DIRECTIONS FOR THIS TASK: Leave the pictures out. Return all other data exactly.

* * * * * * * * *

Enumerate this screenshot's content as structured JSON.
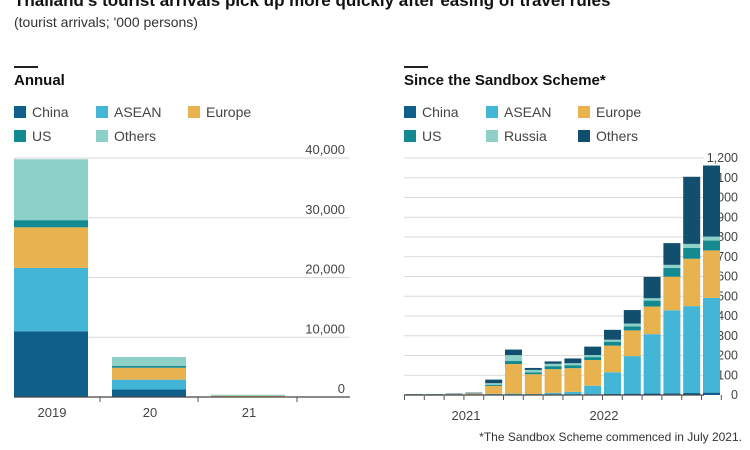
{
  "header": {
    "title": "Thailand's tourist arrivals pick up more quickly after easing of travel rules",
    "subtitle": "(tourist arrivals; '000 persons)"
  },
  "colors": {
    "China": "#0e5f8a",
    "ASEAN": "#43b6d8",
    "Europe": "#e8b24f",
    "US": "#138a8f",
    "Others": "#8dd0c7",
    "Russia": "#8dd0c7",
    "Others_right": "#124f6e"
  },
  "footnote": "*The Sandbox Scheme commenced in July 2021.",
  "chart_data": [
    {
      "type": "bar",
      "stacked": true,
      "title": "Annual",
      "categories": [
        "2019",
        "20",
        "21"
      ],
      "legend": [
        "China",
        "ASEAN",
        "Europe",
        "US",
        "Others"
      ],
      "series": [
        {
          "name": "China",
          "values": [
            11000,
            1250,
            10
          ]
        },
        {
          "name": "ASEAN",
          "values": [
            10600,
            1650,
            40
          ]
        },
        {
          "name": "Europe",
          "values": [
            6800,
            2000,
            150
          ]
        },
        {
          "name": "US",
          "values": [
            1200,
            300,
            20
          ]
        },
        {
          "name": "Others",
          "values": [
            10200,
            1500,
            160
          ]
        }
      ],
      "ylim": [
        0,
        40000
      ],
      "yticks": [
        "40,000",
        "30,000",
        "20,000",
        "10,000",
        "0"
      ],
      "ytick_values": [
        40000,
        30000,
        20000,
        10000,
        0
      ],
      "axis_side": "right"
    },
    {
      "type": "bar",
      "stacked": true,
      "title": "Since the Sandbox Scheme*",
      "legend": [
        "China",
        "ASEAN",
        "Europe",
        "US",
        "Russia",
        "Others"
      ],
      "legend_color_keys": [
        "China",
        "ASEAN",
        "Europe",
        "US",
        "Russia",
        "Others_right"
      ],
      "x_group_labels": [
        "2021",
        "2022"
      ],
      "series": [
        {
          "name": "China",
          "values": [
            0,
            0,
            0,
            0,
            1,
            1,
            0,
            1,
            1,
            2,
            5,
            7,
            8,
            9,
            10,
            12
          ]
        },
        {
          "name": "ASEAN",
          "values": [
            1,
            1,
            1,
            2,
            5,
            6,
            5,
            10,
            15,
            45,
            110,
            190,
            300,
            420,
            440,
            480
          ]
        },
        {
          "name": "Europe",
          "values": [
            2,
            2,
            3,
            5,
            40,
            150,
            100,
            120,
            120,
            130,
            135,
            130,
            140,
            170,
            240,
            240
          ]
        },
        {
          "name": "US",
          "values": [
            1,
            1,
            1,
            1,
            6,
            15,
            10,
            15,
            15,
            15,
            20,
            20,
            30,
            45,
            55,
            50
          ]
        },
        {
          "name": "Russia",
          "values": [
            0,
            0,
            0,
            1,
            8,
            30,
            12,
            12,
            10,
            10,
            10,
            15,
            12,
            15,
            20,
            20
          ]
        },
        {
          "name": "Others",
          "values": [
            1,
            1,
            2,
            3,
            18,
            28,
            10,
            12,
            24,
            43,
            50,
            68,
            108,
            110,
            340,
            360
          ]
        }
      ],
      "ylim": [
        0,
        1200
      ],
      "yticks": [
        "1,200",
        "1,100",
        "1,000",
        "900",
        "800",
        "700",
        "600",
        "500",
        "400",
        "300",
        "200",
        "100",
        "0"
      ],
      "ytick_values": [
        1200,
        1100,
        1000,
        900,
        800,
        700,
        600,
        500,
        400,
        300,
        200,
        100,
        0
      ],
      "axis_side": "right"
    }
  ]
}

* * * * * * * * *

CORRECT RESULT:
Enumerate this screenshot's content as structured JSON.
{
  "header": {
    "title": "Thailand's tourist arrivals pick up more quickly after easing of travel rules",
    "subtitle": "(tourist arrivals; '000 persons)"
  },
  "colors": {
    "China": "#0e5f8a",
    "ASEAN": "#43b6d8",
    "Europe": "#e8b24f",
    "US": "#138a8f",
    "Others": "#8dd0c7",
    "Russia": "#8dd0c7",
    "Others_right": "#124f6e"
  },
  "footnote": "*The Sandbox Scheme commenced in July 2021.",
  "chart_data": [
    {
      "type": "bar",
      "stacked": true,
      "title": "Annual",
      "categories": [
        "2019",
        "20",
        "21"
      ],
      "legend": [
        "China",
        "ASEAN",
        "Europe",
        "US",
        "Others"
      ],
      "series": [
        {
          "name": "China",
          "values": [
            11000,
            1250,
            10
          ]
        },
        {
          "name": "ASEAN",
          "values": [
            10600,
            1650,
            40
          ]
        },
        {
          "name": "Europe",
          "values": [
            6800,
            2000,
            150
          ]
        },
        {
          "name": "US",
          "values": [
            1200,
            300,
            20
          ]
        },
        {
          "name": "Others",
          "values": [
            10200,
            1500,
            160
          ]
        }
      ],
      "ylim": [
        0,
        40000
      ],
      "yticks": [
        "40,000",
        "30,000",
        "20,000",
        "10,000",
        "0"
      ],
      "ytick_values": [
        40000,
        30000,
        20000,
        10000,
        0
      ],
      "axis_side": "right"
    },
    {
      "type": "bar",
      "stacked": true,
      "title": "Since the Sandbox Scheme*",
      "legend": [
        "China",
        "ASEAN",
        "Europe",
        "US",
        "Russia",
        "Others"
      ],
      "legend_color_keys": [
        "China",
        "ASEAN",
        "Europe",
        "US",
        "Russia",
        "Others_right"
      ],
      "x_group_labels": [
        "2021",
        "2022"
      ],
      "series": [
        {
          "name": "China",
          "values": [
            0,
            0,
            0,
            0,
            1,
            1,
            0,
            1,
            1,
            2,
            5,
            7,
            8,
            9,
            10,
            12
          ]
        },
        {
          "name": "ASEAN",
          "values": [
            1,
            1,
            1,
            2,
            5,
            6,
            5,
            10,
            15,
            45,
            110,
            190,
            300,
            420,
            440,
            480
          ]
        },
        {
          "name": "Europe",
          "values": [
            2,
            2,
            3,
            5,
            40,
            150,
            100,
            120,
            120,
            130,
            135,
            130,
            140,
            170,
            240,
            240
          ]
        },
        {
          "name": "US",
          "values": [
            1,
            1,
            1,
            1,
            6,
            15,
            10,
            15,
            15,
            15,
            20,
            20,
            30,
            45,
            55,
            50
          ]
        },
        {
          "name": "Russia",
          "values": [
            0,
            0,
            0,
            1,
            8,
            30,
            12,
            12,
            10,
            10,
            10,
            15,
            12,
            15,
            20,
            20
          ]
        },
        {
          "name": "Others",
          "values": [
            1,
            1,
            2,
            3,
            18,
            28,
            10,
            12,
            24,
            43,
            50,
            68,
            108,
            110,
            340,
            360
          ]
        }
      ],
      "ylim": [
        0,
        1200
      ],
      "yticks": [
        "1,200",
        "1,100",
        "1,000",
        "900",
        "800",
        "700",
        "600",
        "500",
        "400",
        "300",
        "200",
        "100",
        "0"
      ],
      "ytick_values": [
        1200,
        1100,
        1000,
        900,
        800,
        700,
        600,
        500,
        400,
        300,
        200,
        100,
        0
      ],
      "axis_side": "right"
    }
  ]
}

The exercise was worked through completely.